--- DATASET ROWS ---

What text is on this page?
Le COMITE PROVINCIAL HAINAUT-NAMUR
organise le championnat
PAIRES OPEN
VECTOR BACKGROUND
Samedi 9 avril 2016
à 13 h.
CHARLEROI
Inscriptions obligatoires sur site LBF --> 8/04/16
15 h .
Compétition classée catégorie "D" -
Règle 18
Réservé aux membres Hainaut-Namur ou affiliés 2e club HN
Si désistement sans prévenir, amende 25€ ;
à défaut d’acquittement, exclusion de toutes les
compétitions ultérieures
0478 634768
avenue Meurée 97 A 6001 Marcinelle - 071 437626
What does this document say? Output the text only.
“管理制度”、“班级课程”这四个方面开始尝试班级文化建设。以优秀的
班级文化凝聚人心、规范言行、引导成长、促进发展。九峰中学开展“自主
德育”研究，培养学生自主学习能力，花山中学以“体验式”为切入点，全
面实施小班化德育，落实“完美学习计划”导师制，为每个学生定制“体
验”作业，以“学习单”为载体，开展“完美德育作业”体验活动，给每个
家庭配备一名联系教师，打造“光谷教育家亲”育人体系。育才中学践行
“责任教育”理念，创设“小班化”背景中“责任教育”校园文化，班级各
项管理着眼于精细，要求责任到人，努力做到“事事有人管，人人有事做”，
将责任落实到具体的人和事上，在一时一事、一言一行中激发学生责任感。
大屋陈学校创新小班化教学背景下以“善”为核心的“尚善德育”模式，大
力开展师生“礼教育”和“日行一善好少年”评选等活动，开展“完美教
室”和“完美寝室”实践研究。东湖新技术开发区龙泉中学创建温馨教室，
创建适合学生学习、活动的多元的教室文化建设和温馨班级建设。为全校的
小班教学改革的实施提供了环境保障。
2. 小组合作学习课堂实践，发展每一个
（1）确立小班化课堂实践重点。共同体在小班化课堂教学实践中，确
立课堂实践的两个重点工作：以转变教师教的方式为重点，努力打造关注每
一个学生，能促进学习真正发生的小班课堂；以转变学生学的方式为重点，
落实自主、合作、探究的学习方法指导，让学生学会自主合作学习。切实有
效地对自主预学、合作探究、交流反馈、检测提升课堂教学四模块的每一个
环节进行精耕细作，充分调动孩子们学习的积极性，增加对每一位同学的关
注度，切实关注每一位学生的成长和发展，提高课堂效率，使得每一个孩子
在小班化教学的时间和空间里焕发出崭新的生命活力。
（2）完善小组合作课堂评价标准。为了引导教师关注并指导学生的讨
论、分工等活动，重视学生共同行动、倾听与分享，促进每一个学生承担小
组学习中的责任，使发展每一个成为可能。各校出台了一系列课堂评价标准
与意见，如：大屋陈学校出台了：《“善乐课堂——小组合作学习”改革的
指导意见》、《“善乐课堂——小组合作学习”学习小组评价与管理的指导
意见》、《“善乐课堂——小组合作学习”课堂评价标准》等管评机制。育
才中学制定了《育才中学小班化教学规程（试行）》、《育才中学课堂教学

---

:: WHAT IS EXPECTED ::
The lines to quote run from the one containing "What does this" through the final line of the material above; please give them exactly, both ends included, and nothing else.

:: THE REPLY ::
What does this document say? Output the text only.
“管理制度”、“班级课程”这四个方面开始尝试班级文化建设。以优秀的
班级文化凝聚人心、规范言行、引导成长、促进发展。九峰中学开展“自主
德育”研究，培养学生自主学习能力，花山中学以“体验式”为切入点，全
面实施小班化德育，落实“完美学习计划”导师制，为每个学生定制“体
验”作业，以“学习单”为载体，开展“完美德育作业”体验活动，给每个
家庭配备一名联系教师，打造“光谷教育家亲”育人体系。育才中学践行
“责任教育”理念，创设“小班化”背景中“责任教育”校园文化，班级各
项管理着眼于精细，要求责任到人，努力做到“事事有人管，人人有事做”，
将责任落实到具体的人和事上，在一时一事、一言一行中激发学生责任感。
大屋陈学校创新小班化教学背景下以“善”为核心的“尚善德育”模式，大
力开展师生“礼教育”和“日行一善好少年”评选等活动，开展“完美教
室”和“完美寝室”实践研究。东湖新技术开发区龙泉中学创建温馨教室，
创建适合学生学习、活动的多元的教室文化建设和温馨班级建设。为全校的
小班教学改革的实施提供了环境保障。
2. 小组合作学习课堂实践，发展每一个
（1）确立小班化课堂实践重点。共同体在小班化课堂教学实践中，确
立课堂实践的两个重点工作：以转变教师教的方式为重点，努力打造关注每
一个学生，能促进学习真正发生的小班课堂；以转变学生学的方式为重点，
落实自主、合作、探究的学习方法指导，让学生学会自主合作学习。切实有
效地对自主预学、合作探究、交流反馈、检测提升课堂教学四模块的每一个
环节进行精耕细作，充分调动孩子们学习的积极性，增加对每一位同学的关
注度，切实关注每一位学生的成长和发展，提高课堂效率，使得每一个孩子
在小班化教学的时间和空间里焕发出崭新的生命活力。
（2）完善小组合作课堂评价标准。为了引导教师关注并指导学生的讨
论、分工等活动，重视学生共同行动、倾听与分享，促进每一个学生承担小
组学习中的责任，使发展每一个成为可能。各校出台了一系列课堂评价标准
与意见，如：大屋陈学校出台了：《“善乐课堂——小组合作学习”改革的
指导意见》、《“善乐课堂——小组合作学习”学习小组评价与管理的指导
意见》、《“善乐课堂——小组合作学习”课堂评价标准》等管评机制。育
才中学制定了《育才中学小班化教学规程（试行）》、《育才中学课堂教学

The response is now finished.